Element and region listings
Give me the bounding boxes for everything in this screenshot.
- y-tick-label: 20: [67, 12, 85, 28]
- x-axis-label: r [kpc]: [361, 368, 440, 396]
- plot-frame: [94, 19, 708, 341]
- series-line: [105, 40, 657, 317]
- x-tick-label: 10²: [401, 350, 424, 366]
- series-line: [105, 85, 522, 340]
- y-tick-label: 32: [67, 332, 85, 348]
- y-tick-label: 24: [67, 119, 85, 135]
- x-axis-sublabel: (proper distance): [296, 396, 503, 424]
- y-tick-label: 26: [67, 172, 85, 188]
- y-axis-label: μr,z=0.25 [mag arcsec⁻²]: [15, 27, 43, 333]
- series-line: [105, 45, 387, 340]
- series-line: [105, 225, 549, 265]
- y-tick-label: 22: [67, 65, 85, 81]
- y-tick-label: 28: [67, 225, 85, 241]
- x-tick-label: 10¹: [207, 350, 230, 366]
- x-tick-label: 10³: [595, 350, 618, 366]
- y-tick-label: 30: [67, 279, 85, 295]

> **To be done**: State how many lines of the listing above contain the string "axis", with case taken into account. Give only the number.

> **Task answer**: 3